TRY IT —
Go through the material and set down every line without alteration.

┏━━

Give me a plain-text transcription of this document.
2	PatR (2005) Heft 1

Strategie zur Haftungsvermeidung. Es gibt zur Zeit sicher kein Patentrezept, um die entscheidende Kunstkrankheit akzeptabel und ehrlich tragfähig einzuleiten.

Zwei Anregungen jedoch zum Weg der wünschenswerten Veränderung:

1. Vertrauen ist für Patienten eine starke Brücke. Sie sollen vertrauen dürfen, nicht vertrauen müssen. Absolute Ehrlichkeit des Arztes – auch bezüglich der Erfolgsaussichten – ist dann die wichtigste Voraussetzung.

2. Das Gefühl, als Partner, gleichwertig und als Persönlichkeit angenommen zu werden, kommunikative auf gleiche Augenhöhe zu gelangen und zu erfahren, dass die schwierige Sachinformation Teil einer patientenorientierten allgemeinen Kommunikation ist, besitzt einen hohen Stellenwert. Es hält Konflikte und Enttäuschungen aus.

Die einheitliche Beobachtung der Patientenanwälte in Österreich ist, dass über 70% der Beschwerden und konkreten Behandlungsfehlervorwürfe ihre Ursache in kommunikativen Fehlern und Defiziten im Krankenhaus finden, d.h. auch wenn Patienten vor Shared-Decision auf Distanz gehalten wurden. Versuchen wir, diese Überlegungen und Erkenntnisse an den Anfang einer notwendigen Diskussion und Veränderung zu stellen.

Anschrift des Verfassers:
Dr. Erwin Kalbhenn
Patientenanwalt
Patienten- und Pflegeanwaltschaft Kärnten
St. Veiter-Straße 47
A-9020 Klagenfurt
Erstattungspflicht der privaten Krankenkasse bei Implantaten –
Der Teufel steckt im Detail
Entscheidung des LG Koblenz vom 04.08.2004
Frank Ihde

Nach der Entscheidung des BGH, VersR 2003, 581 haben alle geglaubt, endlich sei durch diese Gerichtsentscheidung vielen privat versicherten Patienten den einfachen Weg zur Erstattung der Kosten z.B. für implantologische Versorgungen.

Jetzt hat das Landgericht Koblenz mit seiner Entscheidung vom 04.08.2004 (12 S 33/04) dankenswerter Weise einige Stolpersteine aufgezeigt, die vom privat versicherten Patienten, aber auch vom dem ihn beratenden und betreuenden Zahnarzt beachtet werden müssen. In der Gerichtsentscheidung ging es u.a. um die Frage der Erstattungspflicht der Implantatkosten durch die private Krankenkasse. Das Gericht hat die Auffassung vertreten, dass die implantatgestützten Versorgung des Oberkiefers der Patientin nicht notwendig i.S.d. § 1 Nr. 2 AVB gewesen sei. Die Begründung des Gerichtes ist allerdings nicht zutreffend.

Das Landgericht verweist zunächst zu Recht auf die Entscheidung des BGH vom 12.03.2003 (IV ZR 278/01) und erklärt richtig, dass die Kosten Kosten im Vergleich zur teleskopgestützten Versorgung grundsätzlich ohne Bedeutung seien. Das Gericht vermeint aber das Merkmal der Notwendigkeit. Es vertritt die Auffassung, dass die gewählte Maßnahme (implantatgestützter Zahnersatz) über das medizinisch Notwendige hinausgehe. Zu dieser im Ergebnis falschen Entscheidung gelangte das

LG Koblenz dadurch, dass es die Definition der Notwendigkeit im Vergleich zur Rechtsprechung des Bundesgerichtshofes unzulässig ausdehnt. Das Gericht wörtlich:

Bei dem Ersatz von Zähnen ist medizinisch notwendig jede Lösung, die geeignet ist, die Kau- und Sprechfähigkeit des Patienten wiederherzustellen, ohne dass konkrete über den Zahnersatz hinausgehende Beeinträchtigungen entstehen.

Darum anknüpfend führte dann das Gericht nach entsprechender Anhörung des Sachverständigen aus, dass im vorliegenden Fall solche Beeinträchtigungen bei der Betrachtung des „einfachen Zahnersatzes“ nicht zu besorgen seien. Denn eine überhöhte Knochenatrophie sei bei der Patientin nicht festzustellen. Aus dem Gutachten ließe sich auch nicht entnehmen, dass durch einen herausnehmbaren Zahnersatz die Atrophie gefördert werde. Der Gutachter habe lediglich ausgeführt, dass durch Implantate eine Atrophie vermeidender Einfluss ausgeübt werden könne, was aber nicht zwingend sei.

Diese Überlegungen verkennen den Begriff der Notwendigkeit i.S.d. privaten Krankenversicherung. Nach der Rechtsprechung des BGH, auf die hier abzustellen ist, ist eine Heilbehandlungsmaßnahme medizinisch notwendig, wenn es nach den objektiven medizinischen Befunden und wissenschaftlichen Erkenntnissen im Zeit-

┗━━

RESPONSE FOR THIS EXERCISE —
Give me a plain-text transcription of this document.
2	PatR (2005) Heft 1

Strategie zur Haftungsvermeidung. Es gibt zur Zeit sicher kein Patentrezept, um die entscheidende Kunstkrankheit akzeptabel und ehrlich tragfähig einzuleiten.

Zwei Anregungen jedoch zum Weg der wünschenswerten Veränderung:

1. Vertrauen ist für Patienten eine starke Brücke. Sie sollen vertrauen dürfen, nicht vertrauen müssen. Absolute Ehrlichkeit des Arztes – auch bezüglich der Erfolgsaussichten – ist dann die wichtigste Voraussetzung.

2. Das Gefühl, als Partner, gleichwertig und als Persönlichkeit angenommen zu werden, kommunikative auf gleiche Augenhöhe zu gelangen und zu erfahren, dass die schwierige Sachinformation Teil einer patientenorientierten allgemeinen Kommunikation ist, besitzt einen hohen Stellenwert. Es hält Konflikte und Enttäuschungen aus.

Die einheitliche Beobachtung der Patientenanwälte in Österreich ist, dass über 70% der Beschwerden und konkreten Behandlungsfehlervorwürfe ihre Ursache in kommunikativen Fehlern und Defiziten im Krankenhaus finden, d.h. auch wenn Patienten vor Shared-Decision auf Distanz gehalten wurden. Versuchen wir, diese Überlegungen und Erkenntnisse an den Anfang einer notwendigen Diskussion und Veränderung zu stellen.

Anschrift des Verfassers:
Dr. Erwin Kalbhenn
Patientenanwalt
Patienten- und Pflegeanwaltschaft Kärnten
St. Veiter-Straße 47
A-9020 Klagenfurt
Erstattungspflicht der privaten Krankenkasse bei Implantaten –
Der Teufel steckt im Detail
Entscheidung des LG Koblenz vom 04.08.2004
Frank Ihde

Nach der Entscheidung des BGH, VersR 2003, 581 haben alle geglaubt, endlich sei durch diese Gerichtsentscheidung vielen privat versicherten Patienten den einfachen Weg zur Erstattung der Kosten z.B. für implantologische Versorgungen.

Jetzt hat das Landgericht Koblenz mit seiner Entscheidung vom 04.08.2004 (12 S 33/04) dankenswerter Weise einige Stolpersteine aufgezeigt, die vom privat versicherten Patienten, aber auch vom dem ihn beratenden und betreuenden Zahnarzt beachtet werden müssen. In der Gerichtsentscheidung ging es u.a. um die Frage der Erstattungspflicht der Implantatkosten durch die private Krankenkasse. Das Gericht hat die Auffassung vertreten, dass die implantatgestützten Versorgung des Oberkiefers der Patientin nicht notwendig i.S.d. § 1 Nr. 2 AVB gewesen sei. Die Begründung des Gerichtes ist allerdings nicht zutreffend.

Das Landgericht verweist zunächst zu Recht auf die Entscheidung des BGH vom 12.03.2003 (IV ZR 278/01) und erklärt richtig, dass die Kosten Kosten im Vergleich zur teleskopgestützten Versorgung grundsätzlich ohne Bedeutung seien. Das Gericht vermeint aber das Merkmal der Notwendigkeit. Es vertritt die Auffassung, dass die gewählte Maßnahme (implantatgestützter Zahnersatz) über das medizinisch Notwendige hinausgehe. Zu dieser im Ergebnis falschen Entscheidung gelangte das

LG Koblenz dadurch, dass es die Definition der Notwendigkeit im Vergleich zur Rechtsprechung des Bundesgerichtshofes unzulässig ausdehnt. Das Gericht wörtlich:

Bei dem Ersatz von Zähnen ist medizinisch notwendig jede Lösung, die geeignet ist, die Kau- und Sprechfähigkeit des Patienten wiederherzustellen, ohne dass konkrete über den Zahnersatz hinausgehende Beeinträchtigungen entstehen.

Darum anknüpfend führte dann das Gericht nach entsprechender Anhörung des Sachverständigen aus, dass im vorliegenden Fall solche Beeinträchtigungen bei der Betrachtung des „einfachen Zahnersatzes“ nicht zu besorgen seien. Denn eine überhöhte Knochenatrophie sei bei der Patientin nicht festzustellen. Aus dem Gutachten ließe sich auch nicht entnehmen, dass durch einen herausnehmbaren Zahnersatz die Atrophie gefördert werde. Der Gutachter habe lediglich ausgeführt, dass durch Implantate eine Atrophie vermeidender Einfluss ausgeübt werden könne, was aber nicht zwingend sei.

Diese Überlegungen verkennen den Begriff der Notwendigkeit i.S.d. privaten Krankenversicherung. Nach der Rechtsprechung des BGH, auf die hier abzustellen ist, ist eine Heilbehandlungsmaßnahme medizinisch notwendig, wenn es nach den objektiven medizinischen Befunden und wissenschaftlichen Erkenntnissen im Zeit-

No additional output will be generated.